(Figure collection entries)
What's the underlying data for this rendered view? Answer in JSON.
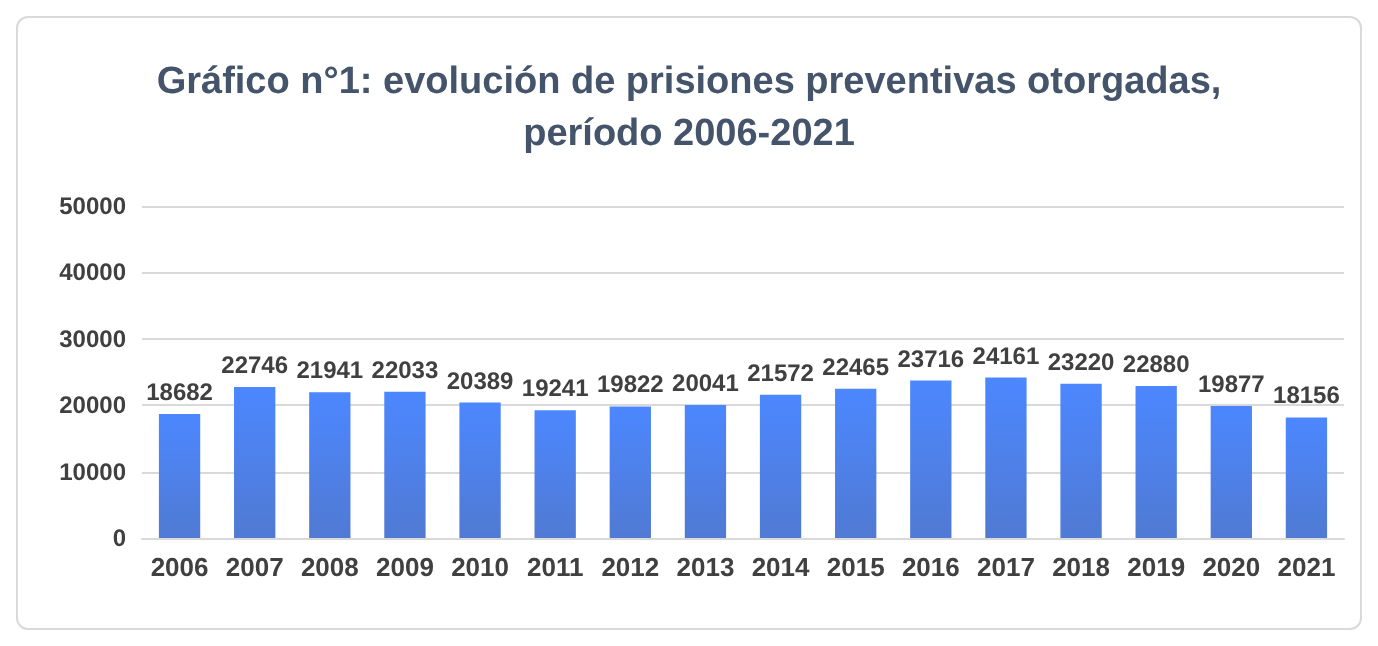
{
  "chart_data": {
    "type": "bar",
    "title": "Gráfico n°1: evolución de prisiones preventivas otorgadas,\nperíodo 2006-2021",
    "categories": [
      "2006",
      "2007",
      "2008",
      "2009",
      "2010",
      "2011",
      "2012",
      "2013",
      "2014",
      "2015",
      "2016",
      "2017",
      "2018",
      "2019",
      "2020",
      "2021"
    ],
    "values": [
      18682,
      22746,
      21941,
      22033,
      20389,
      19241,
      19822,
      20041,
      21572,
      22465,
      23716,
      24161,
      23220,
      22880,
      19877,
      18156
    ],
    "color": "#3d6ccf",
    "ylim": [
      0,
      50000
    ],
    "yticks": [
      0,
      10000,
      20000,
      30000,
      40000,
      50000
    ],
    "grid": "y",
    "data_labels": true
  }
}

**What the task requires:** Copy every record above exactly as written, but leave out the pictures.

**Written response:**
What's the underlying data for this rendered view? Answer in JSON.
{
  "chart_data": {
    "type": "bar",
    "title": "Gráfico n°1: evolución de prisiones preventivas otorgadas,\nperíodo 2006-2021",
    "categories": [
      "2006",
      "2007",
      "2008",
      "2009",
      "2010",
      "2011",
      "2012",
      "2013",
      "2014",
      "2015",
      "2016",
      "2017",
      "2018",
      "2019",
      "2020",
      "2021"
    ],
    "values": [
      18682,
      22746,
      21941,
      22033,
      20389,
      19241,
      19822,
      20041,
      21572,
      22465,
      23716,
      24161,
      23220,
      22880,
      19877,
      18156
    ],
    "color": "#3d6ccf",
    "ylim": [
      0,
      50000
    ],
    "yticks": [
      0,
      10000,
      20000,
      30000,
      40000,
      50000
    ],
    "grid": "y",
    "data_labels": true
  }
}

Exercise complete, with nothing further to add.